§ **Extracted records**
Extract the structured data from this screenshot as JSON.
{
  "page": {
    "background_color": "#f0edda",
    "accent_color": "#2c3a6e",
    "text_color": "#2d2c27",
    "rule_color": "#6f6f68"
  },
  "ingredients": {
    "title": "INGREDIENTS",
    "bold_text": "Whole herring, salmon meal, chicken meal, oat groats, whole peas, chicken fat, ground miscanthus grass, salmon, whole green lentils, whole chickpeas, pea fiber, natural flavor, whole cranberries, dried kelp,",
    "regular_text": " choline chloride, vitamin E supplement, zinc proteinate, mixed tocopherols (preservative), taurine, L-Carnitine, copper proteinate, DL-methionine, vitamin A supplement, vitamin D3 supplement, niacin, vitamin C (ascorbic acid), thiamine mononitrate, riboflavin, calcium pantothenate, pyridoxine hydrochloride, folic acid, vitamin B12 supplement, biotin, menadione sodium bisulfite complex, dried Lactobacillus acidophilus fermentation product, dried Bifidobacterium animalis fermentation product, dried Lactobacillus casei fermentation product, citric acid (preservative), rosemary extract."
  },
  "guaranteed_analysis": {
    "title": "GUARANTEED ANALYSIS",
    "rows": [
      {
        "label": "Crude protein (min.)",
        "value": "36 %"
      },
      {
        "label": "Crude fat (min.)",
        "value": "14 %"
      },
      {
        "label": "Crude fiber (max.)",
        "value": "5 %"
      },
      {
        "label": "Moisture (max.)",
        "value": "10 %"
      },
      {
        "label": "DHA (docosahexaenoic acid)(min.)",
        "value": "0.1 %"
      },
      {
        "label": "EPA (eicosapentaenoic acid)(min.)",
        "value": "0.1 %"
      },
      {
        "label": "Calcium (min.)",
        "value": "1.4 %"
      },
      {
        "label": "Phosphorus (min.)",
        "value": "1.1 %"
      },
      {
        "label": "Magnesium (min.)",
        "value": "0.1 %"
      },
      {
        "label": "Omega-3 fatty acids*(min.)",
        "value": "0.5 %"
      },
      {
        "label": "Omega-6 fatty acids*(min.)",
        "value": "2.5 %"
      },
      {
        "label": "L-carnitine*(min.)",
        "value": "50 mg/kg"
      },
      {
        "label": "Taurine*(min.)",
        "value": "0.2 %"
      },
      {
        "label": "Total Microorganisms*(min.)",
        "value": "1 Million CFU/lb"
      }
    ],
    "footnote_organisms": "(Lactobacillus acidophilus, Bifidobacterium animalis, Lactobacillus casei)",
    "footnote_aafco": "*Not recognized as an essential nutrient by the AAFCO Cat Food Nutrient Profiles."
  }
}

§ **Aim of the task**
Copy each line of the records that has "acids" in it.

§ **Response to this task**
        "label": "Omega-3 fatty acids*(min.)",
        "label": "Omega-6 fatty acids*(min.)",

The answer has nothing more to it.